TASK TO CARRY OUT:
Each entry below should be written out exactly as it is, with no pictures.

━━━ DATA FOR THIS TASK

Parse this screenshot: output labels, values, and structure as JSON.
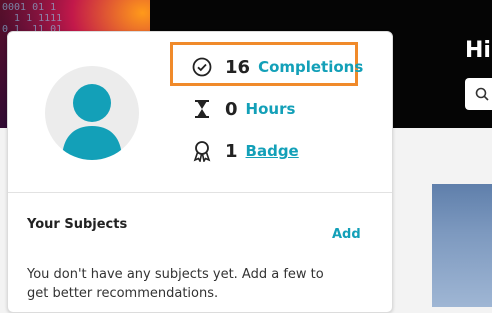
{
  "hero": {
    "greeting": "Hi",
    "bits_text": "0001 01 1\n  1 1 1111\n0 1  11 01"
  },
  "profile": {
    "stats": {
      "completions": {
        "value": "16",
        "label": "Completions",
        "icon": "check-circle-icon"
      },
      "hours": {
        "value": "0",
        "label": "Hours",
        "icon": "hourglass-icon"
      },
      "badge": {
        "value": "1",
        "label": "Badge",
        "icon": "award-ribbon-icon"
      }
    }
  },
  "subjects": {
    "title": "Your Subjects",
    "add_label": "Add",
    "empty_message": "You don't have any subjects yet. Add a few to get better recommendations."
  },
  "colors": {
    "accent": "#13a0b8",
    "highlight": "#f08a2a",
    "avatar": "#13a0b8"
  }
}
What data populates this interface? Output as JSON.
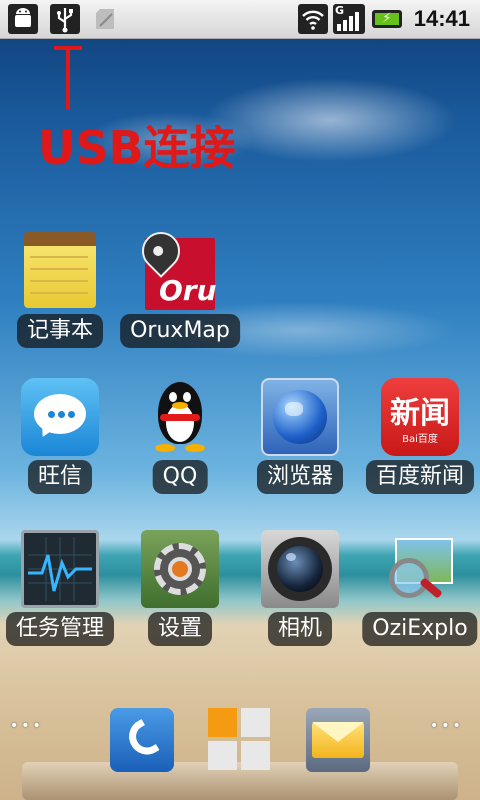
{
  "status_bar": {
    "time": "14:41",
    "signal_label": "G",
    "icons": [
      "android-debug-icon",
      "usb-icon",
      "sd-card-icon",
      "wifi-icon",
      "signal-icon",
      "battery-charging-icon"
    ]
  },
  "annotation": {
    "text": "USB连接",
    "color": "#e01818"
  },
  "apps": [
    {
      "name": "记事本"
    },
    {
      "name": "OruxMap"
    },
    {
      "name": "旺信"
    },
    {
      "name": "QQ"
    },
    {
      "name": "浏览器"
    },
    {
      "name": "百度新闻"
    },
    {
      "name": "任务管理"
    },
    {
      "name": "设置"
    },
    {
      "name": "相机"
    },
    {
      "name": "OziExplo"
    }
  ],
  "oruxmaps_icon_text": "Oru",
  "baidu_icon_text": "新闻",
  "baidu_icon_small": "Bai百度",
  "dock": {
    "left_dots": "•••",
    "right_dots": "•••"
  }
}
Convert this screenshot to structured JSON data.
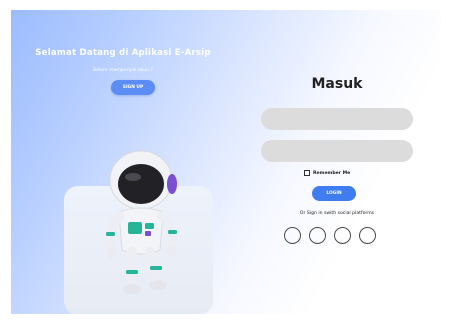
{
  "welcome": {
    "title": "Selamat Datang di Aplikasi E-Arsip",
    "subtitle": "Belum mempunyai akun ?",
    "signup_label": "SIGN UP"
  },
  "login": {
    "title": "Masuk",
    "username": {
      "value": "",
      "placeholder": ""
    },
    "password": {
      "value": "",
      "placeholder": ""
    },
    "remember_label": "Remember Me",
    "remember_checked": false,
    "login_label": "LOGIN",
    "social_text": "Or Sign in swith social platforms",
    "social_buttons": [
      {
        "icon": "social-icon"
      },
      {
        "icon": "social-icon"
      },
      {
        "icon": "social-icon"
      },
      {
        "icon": "social-icon"
      }
    ]
  },
  "colors": {
    "accent": "#3f7cf0",
    "signup": "#5b8df5",
    "field": "#dcdcdc",
    "gradient_start": "#9cbcff"
  },
  "illustration": {
    "icon": "astronaut-robot-icon"
  }
}
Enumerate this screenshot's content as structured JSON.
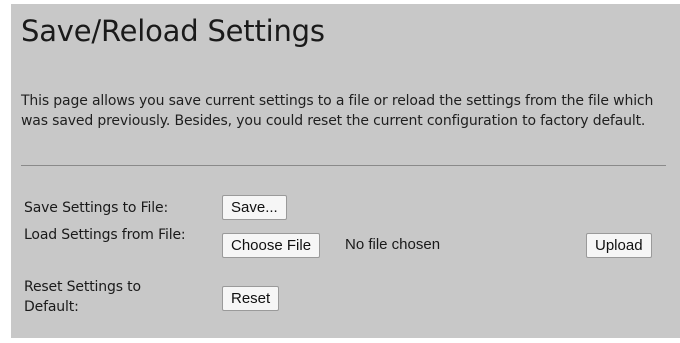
{
  "page": {
    "title": "Save/Reload Settings",
    "description": "This page allows you save current settings to a file or reload the settings from the file which was saved previously. Besides, you could reset the current configuration to factory default."
  },
  "save_row": {
    "label": "Save Settings to File:",
    "button_label": "Save..."
  },
  "load_row": {
    "label": "Load Settings from File:",
    "choose_button_label": "Choose File",
    "file_status": "No file chosen",
    "upload_button_label": "Upload"
  },
  "reset_row": {
    "label": "Reset Settings to Default:",
    "button_label": "Reset"
  }
}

━━━━━━

WRITTEN REPLY:
Parse this screenshot: output labels, values, and structure as JSON.
{
  "hero": {
    "greeting": "Hi",
    "bits_text": "0001 01 1\n  1 1 1111\n0 1  11 01"
  },
  "profile": {
    "stats": {
      "completions": {
        "value": "16",
        "label": "Completions",
        "icon": "check-circle-icon"
      },
      "hours": {
        "value": "0",
        "label": "Hours",
        "icon": "hourglass-icon"
      },
      "badge": {
        "value": "1",
        "label": "Badge",
        "icon": "award-ribbon-icon"
      }
    }
  },
  "subjects": {
    "title": "Your Subjects",
    "add_label": "Add",
    "empty_message": "You don't have any subjects yet. Add a few to get better recommendations."
  },
  "colors": {
    "accent": "#13a0b8",
    "highlight": "#f08a2a",
    "avatar": "#13a0b8"
  }
}
What data populates this interface? Output as JSON.
{
  "status_bar": {
    "time": "14:41",
    "signal_label": "G",
    "icons": [
      "android-debug-icon",
      "usb-icon",
      "sd-card-icon",
      "wifi-icon",
      "signal-icon",
      "battery-charging-icon"
    ]
  },
  "annotation": {
    "text": "USB连接",
    "color": "#e01818"
  },
  "apps": [
    {
      "name": "记事本"
    },
    {
      "name": "OruxMap"
    },
    {
      "name": "旺信"
    },
    {
      "name": "QQ"
    },
    {
      "name": "浏览器"
    },
    {
      "name": "百度新闻"
    },
    {
      "name": "任务管理"
    },
    {
      "name": "设置"
    },
    {
      "name": "相机"
    },
    {
      "name": "OziExplo"
    }
  ],
  "oruxmaps_icon_text": "Oru",
  "baidu_icon_text": "新闻",
  "baidu_icon_small": "Bai百度",
  "dock": {
    "left_dots": "•••",
    "right_dots": "•••"
  }
}
Convert this screenshot to structured JSON data.
{
  "welcome": {
    "title": "Selamat Datang di Aplikasi E-Arsip",
    "subtitle": "Belum mempunyai akun ?",
    "signup_label": "SIGN UP"
  },
  "login": {
    "title": "Masuk",
    "username": {
      "value": "",
      "placeholder": ""
    },
    "password": {
      "value": "",
      "placeholder": ""
    },
    "remember_label": "Remember Me",
    "remember_checked": false,
    "login_label": "LOGIN",
    "social_text": "Or Sign in swith social platforms",
    "social_buttons": [
      {
        "icon": "social-icon"
      },
      {
        "icon": "social-icon"
      },
      {
        "icon": "social-icon"
      },
      {
        "icon": "social-icon"
      }
    ]
  },
  "colors": {
    "accent": "#3f7cf0",
    "signup": "#5b8df5",
    "field": "#dcdcdc",
    "gradient_start": "#9cbcff"
  },
  "illustration": {
    "icon": "astronaut-robot-icon"
  }
}
Enumerate this screenshot's content as structured JSON.
{
  "page": {
    "title": "Save/Reload Settings",
    "description": "This page allows you save current settings to a file or reload the settings from the file which was saved previously. Besides, you could reset the current configuration to factory default."
  },
  "save_row": {
    "label": "Save Settings to File:",
    "button_label": "Save..."
  },
  "load_row": {
    "label": "Load Settings from File:",
    "choose_button_label": "Choose File",
    "file_status": "No file chosen",
    "upload_button_label": "Upload"
  },
  "reset_row": {
    "label": "Reset Settings to Default:",
    "button_label": "Reset"
  }
}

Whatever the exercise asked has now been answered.